----- Data to process -----

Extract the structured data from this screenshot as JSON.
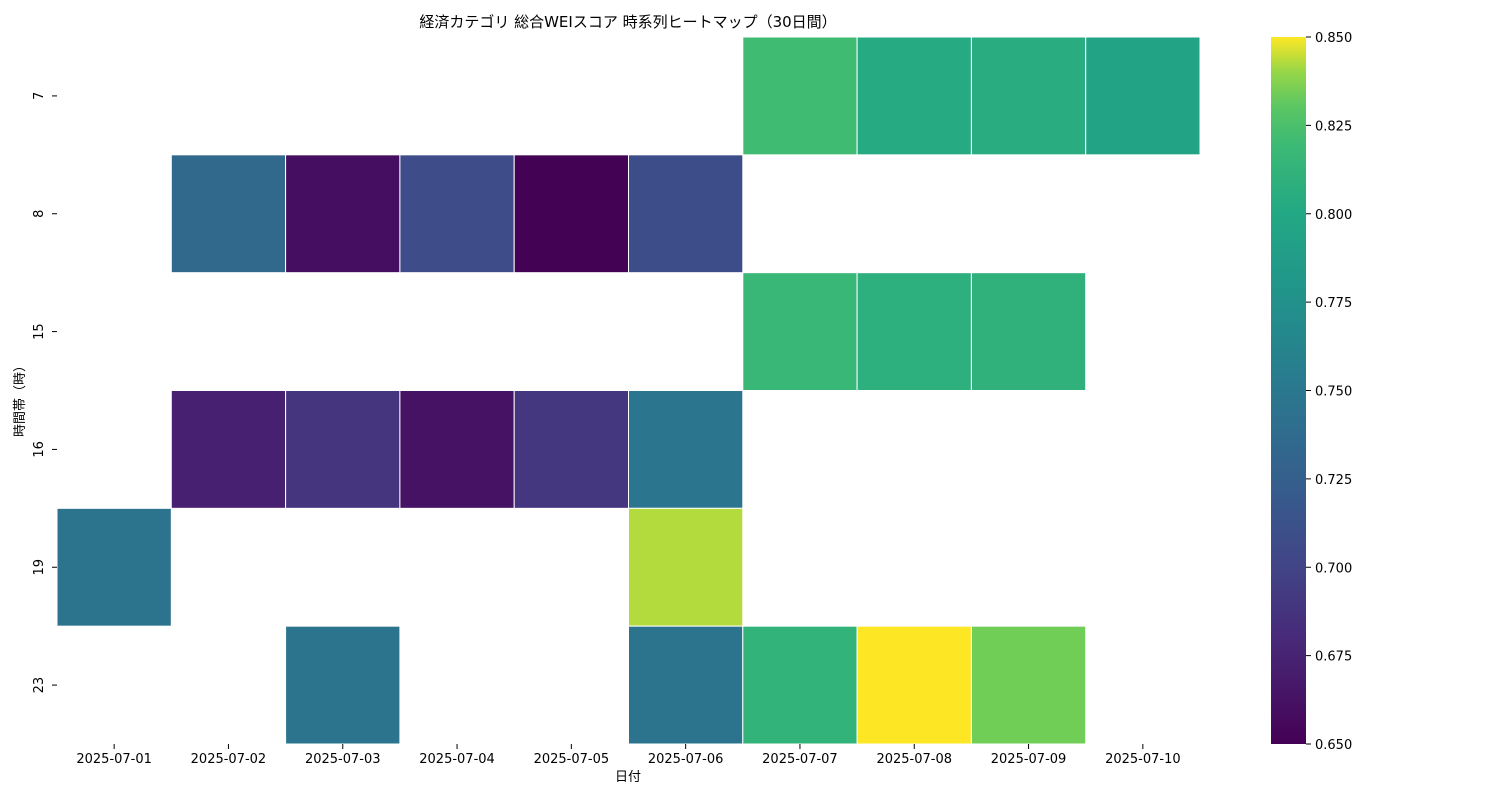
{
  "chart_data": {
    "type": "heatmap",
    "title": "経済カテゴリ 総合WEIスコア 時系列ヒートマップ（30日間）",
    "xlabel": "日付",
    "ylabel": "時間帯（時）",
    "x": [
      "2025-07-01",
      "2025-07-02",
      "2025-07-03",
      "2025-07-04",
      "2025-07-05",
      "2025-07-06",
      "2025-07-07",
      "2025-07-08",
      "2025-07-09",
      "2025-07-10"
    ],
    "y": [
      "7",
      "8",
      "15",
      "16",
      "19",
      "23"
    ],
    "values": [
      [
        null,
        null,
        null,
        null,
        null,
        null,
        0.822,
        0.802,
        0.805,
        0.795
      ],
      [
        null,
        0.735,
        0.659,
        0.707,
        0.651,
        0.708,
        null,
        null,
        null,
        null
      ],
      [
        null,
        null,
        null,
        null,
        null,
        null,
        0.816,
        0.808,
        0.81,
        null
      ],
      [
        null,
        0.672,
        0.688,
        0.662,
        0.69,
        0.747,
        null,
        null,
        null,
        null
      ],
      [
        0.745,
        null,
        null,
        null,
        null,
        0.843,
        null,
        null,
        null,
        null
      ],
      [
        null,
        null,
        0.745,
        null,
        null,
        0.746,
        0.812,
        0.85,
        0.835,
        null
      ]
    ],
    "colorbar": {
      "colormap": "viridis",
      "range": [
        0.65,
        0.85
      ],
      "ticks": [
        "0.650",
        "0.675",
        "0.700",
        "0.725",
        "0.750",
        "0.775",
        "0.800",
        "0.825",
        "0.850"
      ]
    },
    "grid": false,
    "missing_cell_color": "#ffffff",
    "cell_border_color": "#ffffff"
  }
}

-----
----- Data to process -----

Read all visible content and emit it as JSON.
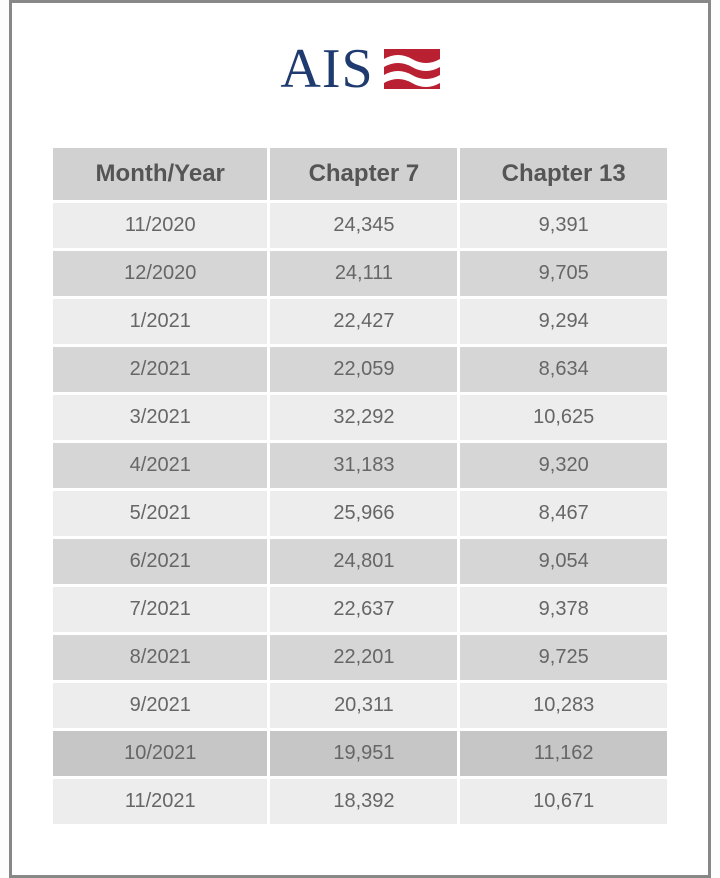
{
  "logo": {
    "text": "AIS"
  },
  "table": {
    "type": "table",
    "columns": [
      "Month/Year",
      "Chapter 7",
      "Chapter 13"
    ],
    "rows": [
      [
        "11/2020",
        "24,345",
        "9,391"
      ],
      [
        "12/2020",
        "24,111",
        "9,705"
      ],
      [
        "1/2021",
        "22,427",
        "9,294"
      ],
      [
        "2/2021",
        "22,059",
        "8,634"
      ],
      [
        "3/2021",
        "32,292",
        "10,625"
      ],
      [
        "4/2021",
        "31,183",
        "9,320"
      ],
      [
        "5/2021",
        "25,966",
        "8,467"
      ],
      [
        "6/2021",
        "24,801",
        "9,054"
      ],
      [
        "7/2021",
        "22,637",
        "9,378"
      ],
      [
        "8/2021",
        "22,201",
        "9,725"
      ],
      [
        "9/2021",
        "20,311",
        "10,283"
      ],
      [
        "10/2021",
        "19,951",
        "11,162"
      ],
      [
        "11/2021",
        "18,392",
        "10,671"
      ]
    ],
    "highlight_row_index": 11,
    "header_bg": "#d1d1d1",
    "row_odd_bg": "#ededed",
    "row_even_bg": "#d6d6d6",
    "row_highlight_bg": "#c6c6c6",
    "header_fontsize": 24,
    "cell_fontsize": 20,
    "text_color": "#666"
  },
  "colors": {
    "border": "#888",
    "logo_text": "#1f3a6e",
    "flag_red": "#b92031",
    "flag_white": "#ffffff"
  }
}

-----

● Instructions for the task:
Locate and copy each line in the data above that includes the word "ffffff".

● Task response:
    "missing_cell_color": "#ffffff",
    "cell_border_color": "#ffffff"
    "flag_white": "#ffffff"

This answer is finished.